## Task description:
Start with the line that contains "What data populates" and end with the line that contains "Parse this screenshot: output"; retype those lines and the ones between them exactly, without any pictures.

• • • • • • •

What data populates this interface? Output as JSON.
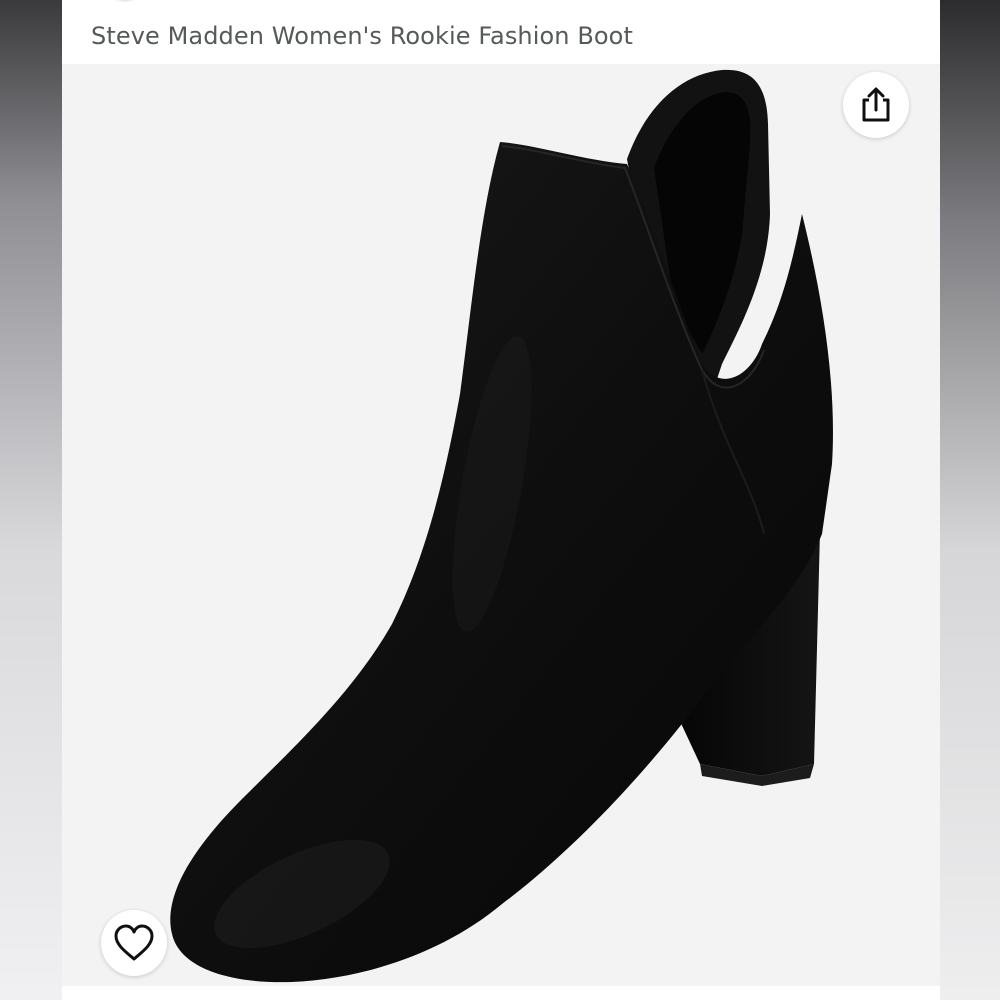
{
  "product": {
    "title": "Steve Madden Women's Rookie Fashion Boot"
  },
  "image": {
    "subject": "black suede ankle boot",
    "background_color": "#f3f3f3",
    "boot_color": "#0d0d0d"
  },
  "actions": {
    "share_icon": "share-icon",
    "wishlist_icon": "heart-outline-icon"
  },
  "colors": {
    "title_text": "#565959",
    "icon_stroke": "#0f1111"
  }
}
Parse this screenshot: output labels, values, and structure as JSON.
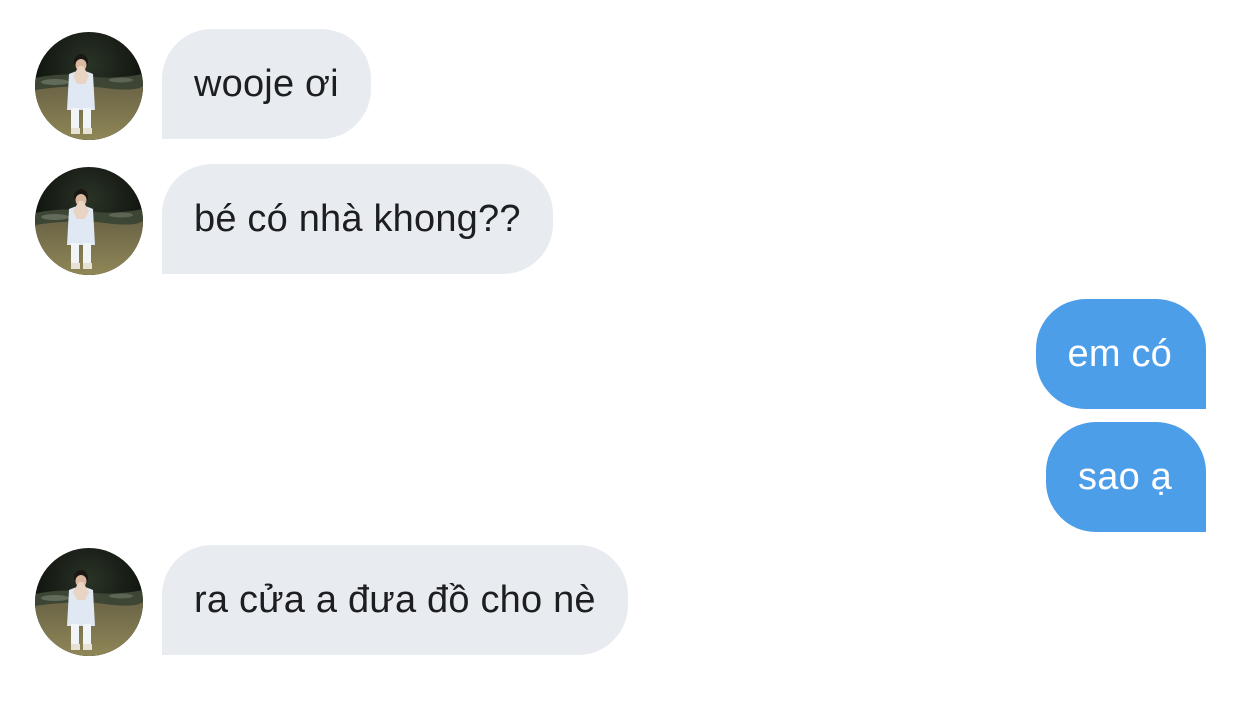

• • • • • • •

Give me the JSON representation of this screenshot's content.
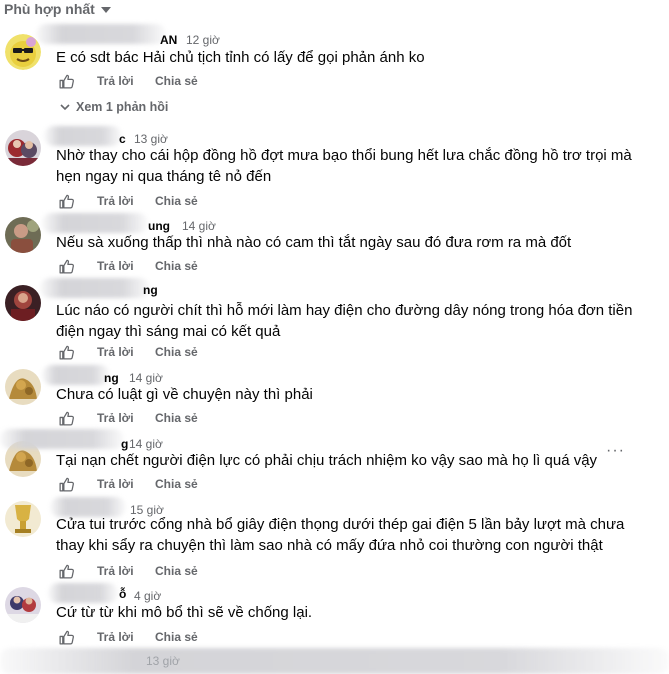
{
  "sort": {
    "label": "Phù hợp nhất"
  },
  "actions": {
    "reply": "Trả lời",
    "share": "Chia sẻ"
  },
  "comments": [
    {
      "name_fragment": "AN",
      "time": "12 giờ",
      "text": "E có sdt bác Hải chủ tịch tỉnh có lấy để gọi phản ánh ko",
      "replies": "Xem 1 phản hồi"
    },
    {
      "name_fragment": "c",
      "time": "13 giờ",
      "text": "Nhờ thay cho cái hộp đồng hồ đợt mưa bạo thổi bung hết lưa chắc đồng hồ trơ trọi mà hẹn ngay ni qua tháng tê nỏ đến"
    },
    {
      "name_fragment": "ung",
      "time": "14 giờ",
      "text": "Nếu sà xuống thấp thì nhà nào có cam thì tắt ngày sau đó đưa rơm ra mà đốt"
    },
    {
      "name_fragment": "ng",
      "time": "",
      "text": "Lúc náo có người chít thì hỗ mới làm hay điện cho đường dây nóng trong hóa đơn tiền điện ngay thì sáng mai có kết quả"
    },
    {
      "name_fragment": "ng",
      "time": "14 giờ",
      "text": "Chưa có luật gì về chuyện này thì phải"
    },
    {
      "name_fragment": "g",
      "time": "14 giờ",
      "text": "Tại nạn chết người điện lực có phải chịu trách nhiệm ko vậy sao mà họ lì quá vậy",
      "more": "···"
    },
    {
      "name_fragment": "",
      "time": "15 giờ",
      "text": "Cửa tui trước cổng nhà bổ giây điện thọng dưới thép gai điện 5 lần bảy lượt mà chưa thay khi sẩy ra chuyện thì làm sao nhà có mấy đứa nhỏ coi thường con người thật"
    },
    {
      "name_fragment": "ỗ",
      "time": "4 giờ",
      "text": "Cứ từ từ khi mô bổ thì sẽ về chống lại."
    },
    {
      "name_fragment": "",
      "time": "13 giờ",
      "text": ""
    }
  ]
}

• • • • • • •

## Finished exercise:
What data populates this interface? Output as JSON.
{
  "product": {
    "title": "Steve Madden Women's Rookie Fashion Boot"
  },
  "image": {
    "subject": "black suede ankle boot",
    "background_color": "#f3f3f3",
    "boot_color": "#0d0d0d"
  },
  "actions": {
    "share_icon": "share-icon",
    "wishlist_icon": "heart-outline-icon"
  },
  "colors": {
    "title_text": "#565959",
    "icon_stroke": "#0f1111"
  }
}
Parse this screenshot: output labels, values, and structure as JSON.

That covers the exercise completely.